GOAL: Print all of the data exactly.

THE DATA:
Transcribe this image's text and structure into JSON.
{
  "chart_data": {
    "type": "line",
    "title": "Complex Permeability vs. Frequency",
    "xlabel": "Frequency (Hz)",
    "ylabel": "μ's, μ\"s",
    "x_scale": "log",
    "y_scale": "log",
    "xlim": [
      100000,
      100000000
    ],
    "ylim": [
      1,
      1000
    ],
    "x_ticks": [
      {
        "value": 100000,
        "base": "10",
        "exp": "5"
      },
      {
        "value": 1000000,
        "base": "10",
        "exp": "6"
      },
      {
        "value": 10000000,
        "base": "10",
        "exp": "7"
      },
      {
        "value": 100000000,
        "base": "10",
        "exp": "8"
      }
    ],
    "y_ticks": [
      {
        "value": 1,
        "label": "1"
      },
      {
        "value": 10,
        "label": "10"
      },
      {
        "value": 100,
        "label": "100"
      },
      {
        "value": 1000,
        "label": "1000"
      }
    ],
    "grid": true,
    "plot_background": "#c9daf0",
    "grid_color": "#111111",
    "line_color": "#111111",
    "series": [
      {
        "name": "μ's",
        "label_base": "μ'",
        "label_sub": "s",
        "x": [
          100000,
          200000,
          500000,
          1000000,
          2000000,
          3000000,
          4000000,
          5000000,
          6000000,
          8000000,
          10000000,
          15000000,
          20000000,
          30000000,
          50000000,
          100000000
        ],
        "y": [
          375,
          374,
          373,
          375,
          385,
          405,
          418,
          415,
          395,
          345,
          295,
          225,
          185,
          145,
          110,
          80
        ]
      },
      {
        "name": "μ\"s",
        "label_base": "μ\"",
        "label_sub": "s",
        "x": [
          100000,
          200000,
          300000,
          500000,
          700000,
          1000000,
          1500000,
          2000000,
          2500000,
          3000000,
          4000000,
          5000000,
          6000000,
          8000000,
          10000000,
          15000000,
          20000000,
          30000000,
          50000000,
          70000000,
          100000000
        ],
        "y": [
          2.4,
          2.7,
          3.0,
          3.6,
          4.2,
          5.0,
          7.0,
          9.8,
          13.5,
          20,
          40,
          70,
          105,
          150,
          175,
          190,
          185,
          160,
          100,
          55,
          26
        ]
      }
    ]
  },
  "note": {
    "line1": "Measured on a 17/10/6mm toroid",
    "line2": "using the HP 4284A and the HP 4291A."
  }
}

WORKED SOLUTION:
Transcribe this image's text and structure into JSON.
{
  "chart_data": {
    "type": "line",
    "title": "Complex Permeability vs. Frequency",
    "xlabel": "Frequency (Hz)",
    "ylabel": "μ's, μ\"s",
    "x_scale": "log",
    "y_scale": "log",
    "xlim": [
      100000,
      100000000
    ],
    "ylim": [
      1,
      1000
    ],
    "x_ticks": [
      {
        "value": 100000,
        "base": "10",
        "exp": "5"
      },
      {
        "value": 1000000,
        "base": "10",
        "exp": "6"
      },
      {
        "value": 10000000,
        "base": "10",
        "exp": "7"
      },
      {
        "value": 100000000,
        "base": "10",
        "exp": "8"
      }
    ],
    "y_ticks": [
      {
        "value": 1,
        "label": "1"
      },
      {
        "value": 10,
        "label": "10"
      },
      {
        "value": 100,
        "label": "100"
      },
      {
        "value": 1000,
        "label": "1000"
      }
    ],
    "grid": true,
    "plot_background": "#c9daf0",
    "grid_color": "#111111",
    "line_color": "#111111",
    "series": [
      {
        "name": "μ's",
        "label_base": "μ'",
        "label_sub": "s",
        "x": [
          100000,
          200000,
          500000,
          1000000,
          2000000,
          3000000,
          4000000,
          5000000,
          6000000,
          8000000,
          10000000,
          15000000,
          20000000,
          30000000,
          50000000,
          100000000
        ],
        "y": [
          375,
          374,
          373,
          375,
          385,
          405,
          418,
          415,
          395,
          345,
          295,
          225,
          185,
          145,
          110,
          80
        ]
      },
      {
        "name": "μ\"s",
        "label_base": "μ\"",
        "label_sub": "s",
        "x": [
          100000,
          200000,
          300000,
          500000,
          700000,
          1000000,
          1500000,
          2000000,
          2500000,
          3000000,
          4000000,
          5000000,
          6000000,
          8000000,
          10000000,
          15000000,
          20000000,
          30000000,
          50000000,
          70000000,
          100000000
        ],
        "y": [
          2.4,
          2.7,
          3.0,
          3.6,
          4.2,
          5.0,
          7.0,
          9.8,
          13.5,
          20,
          40,
          70,
          105,
          150,
          175,
          190,
          185,
          160,
          100,
          55,
          26
        ]
      }
    ]
  },
  "note": {
    "line1": "Measured on a 17/10/6mm toroid",
    "line2": "using the HP 4284A and the HP 4291A."
  }
}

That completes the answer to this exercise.